Working data:
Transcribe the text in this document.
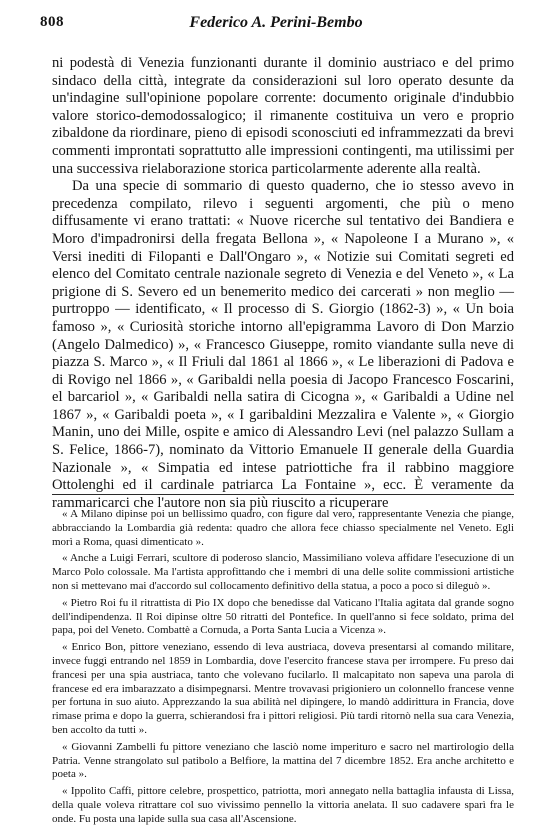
808	Federico A. Perini-Bembo

ni podestà di Venezia funzionanti durante il dominio austriaco e del primo sindaco della città, integrate da considerazioni sul loro operato desunte da un'indagine sull'opinione popolare corrente: documento originale d'indubbio valore storico-demodossalogico; il rimanente costituiva un vero e proprio zibaldone da riordinare, pieno di episodi sconosciuti ed inframmezzati da brevi commenti improntati soprattutto alle impressioni contingenti, ma utilissimi per una successiva rielaborazione storica particolarmente aderente alla realtà.

Da una specie di sommario di questo quaderno, che io stesso avevo in precedenza compilato, rilevo i seguenti argomenti, che più o meno diffusamente vi erano trattati: « Nuove ricerche sul tentativo dei Bandiera e Moro d'impadronirsi della fregata Bellona », « Napoleone I a Murano », « Versi inediti di Filopanti e Dall'Ongaro », « Notizie sui Comitati segreti ed elenco del Comitato centrale nazionale segreto di Venezia e del Veneto », « La prigione di S. Severo ed un benemerito medico dei carcerati » non meglio — purtroppo — identificato, « Il processo di S. Giorgio (1862-3) », « Un boia famoso », « Curiosità storiche intorno all'epigramma Lavoro di Don Marzio (Angelo Dalmedico) », « Francesco Giuseppe, romito viandante sulla neve di piazza S. Marco », « Il Friuli dal 1861 al 1866 », « Le liberazioni di Padova e di Rovigo nel 1866 », « Garibaldi nella poesia di Jacopo Francesco Foscarini, el barcariol », « Garibaldi nella satira di Cicogna », « Garibaldi a Udine nel 1867 », « Garibaldi poeta », « I garibaldini Mezzalira e Valente », « Giorgio Manin, uno dei Mille, ospite e amico di Alessandro Levi (nel palazzo Sullam a S. Felice, 1866-7), nominato da Vittorio Emanuele II generale della Guardia Nazionale », « Simpatia ed intese patriottiche fra il rabbino maggiore Ottolenghi ed il cardinale patriarca La Fontaine », ecc. È veramente da rammaricarci che l'autore non sia più riuscito a ricuperare

« A Milano dipinse poi un bellissimo quadro, con figure dal vero, rappresentante Venezia che piange, abbracciando la Lombardia già redenta: quadro che allora fece chiasso specialmente nel Veneto. Egli morì a Roma, quasi dimenticato ».

« Anche a Luigi Ferrari, scultore di poderoso slancio, Massimiliano voleva affidare l'esecuzione di un Marco Polo colossale. Ma l'artista approfittando che i membri di una delle solite commissioni artistiche non si mettevano mai d'accordo sul collocamento definitivo della statua, a poco a poco si dileguò ».

« Pietro Roi fu il ritrattista di Pio IX dopo che benedisse dal Vaticano l'Italia agitata dal grande sogno dell'indipendenza. Il Roi dipinse oltre 50 ritratti del Pontefice. In quell'anno si fece soldato, prima del papa, poi del Veneto. Combattè a Cornuda, a Porta Santa Lucia a Vicenza ».

« Enrico Bon, pittore veneziano, essendo di leva austriaca, doveva presentarsi al comando militare, invece fuggì entrando nel 1859 in Lombardia, dove l'esercito francese stava per irrompere. Fu preso dai francesi per una spia austriaca, tanto che volevano fucilarlo. Il malcapitato non sapeva una parola di francese ed era imbarazzato a disimpegnarsi. Mentre trovavasi prigioniero un colonnello francese venne per fortuna in suo aiuto. Apprezzando la sua abilità nel dipingere, lo mandò addirittura in Francia, dove rimase prima e dopo la guerra, schierandosi fra i pittori religiosi. Più tardi ritornò nella sua cara Venezia, ben accolto da tutti ».

« Giovanni Zambelli fu pittore veneziano che lasciò nome imperituro e sacro nel martirologio della Patria. Venne strangolato sul patibolo a Belfiore, la mattina del 7 dicembre 1852. Era anche architetto e poeta ».

« Ippolito Caffi, pittore celebre, prospettico, patriotta, morì annegato nella battaglia infausta di Lissa, della quale voleva ritrattare col suo vivissimo pennello la vittoria anelata. Il suo cadavere sparì fra le onde. Fu posta una lapide sulla sua casa all'Ascensione.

Problem description:
Quote all the lines above exactly as given. Do not include the pictures.

Exercise solution:
Transcribe the text in this document.
808	Federico A. Perini-Bembo

ni podestà di Venezia funzionanti durante il dominio austriaco e del primo sindaco della città, integrate da considerazioni sul loro operato desunte da un'indagine sull'opinione popolare corrente: documento originale d'indubbio valore storico-demodossalogico; il rimanente costituiva un vero e proprio zibaldone da riordinare, pieno di episodi sconosciuti ed inframmezzati da brevi commenti improntati soprattutto alle impressioni contingenti, ma utilissimi per una successiva rielaborazione storica particolarmente aderente alla realtà.

Da una specie di sommario di questo quaderno, che io stesso avevo in precedenza compilato, rilevo i seguenti argomenti, che più o meno diffusamente vi erano trattati: « Nuove ricerche sul tentativo dei Bandiera e Moro d'impadronirsi della fregata Bellona », « Napoleone I a Murano », « Versi inediti di Filopanti e Dall'Ongaro », « Notizie sui Comitati segreti ed elenco del Comitato centrale nazionale segreto di Venezia e del Veneto », « La prigione di S. Severo ed un benemerito medico dei carcerati » non meglio — purtroppo — identificato, « Il processo di S. Giorgio (1862-3) », « Un boia famoso », « Curiosità storiche intorno all'epigramma Lavoro di Don Marzio (Angelo Dalmedico) », « Francesco Giuseppe, romito viandante sulla neve di piazza S. Marco », « Il Friuli dal 1861 al 1866 », « Le liberazioni di Padova e di Rovigo nel 1866 », « Garibaldi nella poesia di Jacopo Francesco Foscarini, el barcariol », « Garibaldi nella satira di Cicogna », « Garibaldi a Udine nel 1867 », « Garibaldi poeta », « I garibaldini Mezzalira e Valente », « Giorgio Manin, uno dei Mille, ospite e amico di Alessandro Levi (nel palazzo Sullam a S. Felice, 1866-7), nominato da Vittorio Emanuele II generale della Guardia Nazionale », « Simpatia ed intese patriottiche fra il rabbino maggiore Ottolenghi ed il cardinale patriarca La Fontaine », ecc. È veramente da rammaricarci che l'autore non sia più riuscito a ricuperare

« A Milano dipinse poi un bellissimo quadro, con figure dal vero, rappresentante Venezia che piange, abbracciando la Lombardia già redenta: quadro che allora fece chiasso specialmente nel Veneto. Egli morì a Roma, quasi dimenticato ».

« Anche a Luigi Ferrari, scultore di poderoso slancio, Massimiliano voleva affidare l'esecuzione di un Marco Polo colossale. Ma l'artista approfittando che i membri di una delle solite commissioni artistiche non si mettevano mai d'accordo sul collocamento definitivo della statua, a poco a poco si dileguò ».

« Pietro Roi fu il ritrattista di Pio IX dopo che benedisse dal Vaticano l'Italia agitata dal grande sogno dell'indipendenza. Il Roi dipinse oltre 50 ritratti del Pontefice. In quell'anno si fece soldato, prima del papa, poi del Veneto. Combattè a Cornuda, a Porta Santa Lucia a Vicenza ».

« Enrico Bon, pittore veneziano, essendo di leva austriaca, doveva presentarsi al comando militare, invece fuggì entrando nel 1859 in Lombardia, dove l'esercito francese stava per irrompere. Fu preso dai francesi per una spia austriaca, tanto che volevano fucilarlo. Il malcapitato non sapeva una parola di francese ed era imbarazzato a disimpegnarsi. Mentre trovavasi prigioniero un colonnello francese venne per fortuna in suo aiuto. Apprezzando la sua abilità nel dipingere, lo mandò addirittura in Francia, dove rimase prima e dopo la guerra, schierandosi fra i pittori religiosi. Più tardi ritornò nella sua cara Venezia, ben accolto da tutti ».

« Giovanni Zambelli fu pittore veneziano che lasciò nome imperituro e sacro nel martirologio della Patria. Venne strangolato sul patibolo a Belfiore, la mattina del 7 dicembre 1852. Era anche architetto e poeta ».

« Ippolito Caffi, pittore celebre, prospettico, patriotta, morì annegato nella battaglia infausta di Lissa, della quale voleva ritrattare col suo vivissimo pennello la vittoria anelata. Il suo cadavere sparì fra le onde. Fu posta una lapide sulla sua casa all'Ascensione.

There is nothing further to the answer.